▶ [Extract provided]:

*-*-*

|People v Poquee|
|2004 NY Slip Op 06222 [9 AD3d 781]|
|July 29, 2004|
|Appellate Division, Third Department|
|Published by New York State Law Reporting Bureau pursuant to Judiciary Law § 431.|
|The People of the State of New York, Respondent, v Mohammed X. Poquee, Appellant.|
Mercure, J. Appeals (1) from a judgment of the Supreme Court (Lamont, J.), rendered January 5, 2001 in Albany County, upon a verdict convicting defendant of the crimes of sodomy in the first degree, rape in the first degree and assault in the second degree (two counts), and (2) by permission, from an order of said court, entered December 17, 2002 in Albany County, which denied defendant's motion pursuant to CPL 440.10 to vacate the judgment of conviction, without a hearing.
Following a jury trial, defendant was convicted of the crimes of sodomy in the first degree, rape in the first degree and assault in the second degree (two counts) in connection with a three-day attack upon the victim in her home. Defendant was subsequently sentenced to an aggregate term of 32 years in prison and he now appeals from the judgment of conviction and Supreme Court's subsequent denial of his posttrial motion pursuant to CPL 440.10.

*-*-*

▶ [Exercise 1]:
Answer these questions using the opinion:
(a) Which court decided these appeals?
(b) On what date was the order denying the CPL 440.10 motion entered?
(c) What aggregate prison term was the defendant given?
▶ [Exercise 2]:
List every crime the defendant was convicted of, according to the opinion.
The rows that come next are separate material and are not part of the opinion.

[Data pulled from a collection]
*-*-*

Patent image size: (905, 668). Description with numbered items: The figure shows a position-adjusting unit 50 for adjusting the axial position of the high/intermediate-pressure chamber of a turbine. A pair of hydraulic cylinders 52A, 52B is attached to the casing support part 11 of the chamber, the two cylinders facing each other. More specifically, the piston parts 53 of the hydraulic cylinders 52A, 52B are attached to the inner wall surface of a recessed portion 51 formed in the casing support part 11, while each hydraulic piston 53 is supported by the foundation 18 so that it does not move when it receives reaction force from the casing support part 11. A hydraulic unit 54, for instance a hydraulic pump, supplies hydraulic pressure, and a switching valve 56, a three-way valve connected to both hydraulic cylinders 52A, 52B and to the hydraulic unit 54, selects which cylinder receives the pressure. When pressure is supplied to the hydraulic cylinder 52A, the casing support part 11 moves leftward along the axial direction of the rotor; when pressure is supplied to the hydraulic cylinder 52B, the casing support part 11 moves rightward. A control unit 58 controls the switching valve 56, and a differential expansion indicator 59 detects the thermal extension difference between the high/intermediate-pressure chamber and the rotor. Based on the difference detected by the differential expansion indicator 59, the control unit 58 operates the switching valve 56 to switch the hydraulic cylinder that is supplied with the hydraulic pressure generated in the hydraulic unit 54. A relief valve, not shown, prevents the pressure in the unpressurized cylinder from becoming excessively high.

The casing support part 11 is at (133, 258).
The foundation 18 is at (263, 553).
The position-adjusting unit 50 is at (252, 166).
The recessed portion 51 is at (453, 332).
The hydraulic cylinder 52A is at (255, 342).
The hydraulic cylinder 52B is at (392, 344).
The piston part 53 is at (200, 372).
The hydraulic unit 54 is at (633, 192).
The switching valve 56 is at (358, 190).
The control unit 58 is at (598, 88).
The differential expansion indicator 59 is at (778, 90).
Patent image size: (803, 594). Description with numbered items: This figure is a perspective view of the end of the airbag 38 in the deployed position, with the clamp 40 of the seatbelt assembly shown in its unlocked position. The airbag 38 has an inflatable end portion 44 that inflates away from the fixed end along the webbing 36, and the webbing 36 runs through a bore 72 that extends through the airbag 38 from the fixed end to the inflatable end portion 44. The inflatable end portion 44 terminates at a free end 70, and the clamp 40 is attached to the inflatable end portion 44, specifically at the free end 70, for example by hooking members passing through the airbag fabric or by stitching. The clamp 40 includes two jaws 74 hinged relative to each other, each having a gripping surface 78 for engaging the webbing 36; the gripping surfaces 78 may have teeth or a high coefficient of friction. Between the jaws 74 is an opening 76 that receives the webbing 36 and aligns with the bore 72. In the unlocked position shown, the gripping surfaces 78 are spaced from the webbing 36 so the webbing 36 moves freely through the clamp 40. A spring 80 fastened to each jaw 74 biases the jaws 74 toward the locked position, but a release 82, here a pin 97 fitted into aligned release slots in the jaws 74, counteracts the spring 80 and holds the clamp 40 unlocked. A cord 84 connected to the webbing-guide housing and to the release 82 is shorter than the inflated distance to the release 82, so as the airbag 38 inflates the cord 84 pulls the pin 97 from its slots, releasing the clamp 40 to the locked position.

*-*-*

▶ [Written answer 1]:
(a) The Appellate Division, Third Department
(b) December 17, 2002
(c) 32 years

▶ [Written answer 2]:
Sodomy in the first degree
Rape in the first degree
Assault in the second degree (two counts)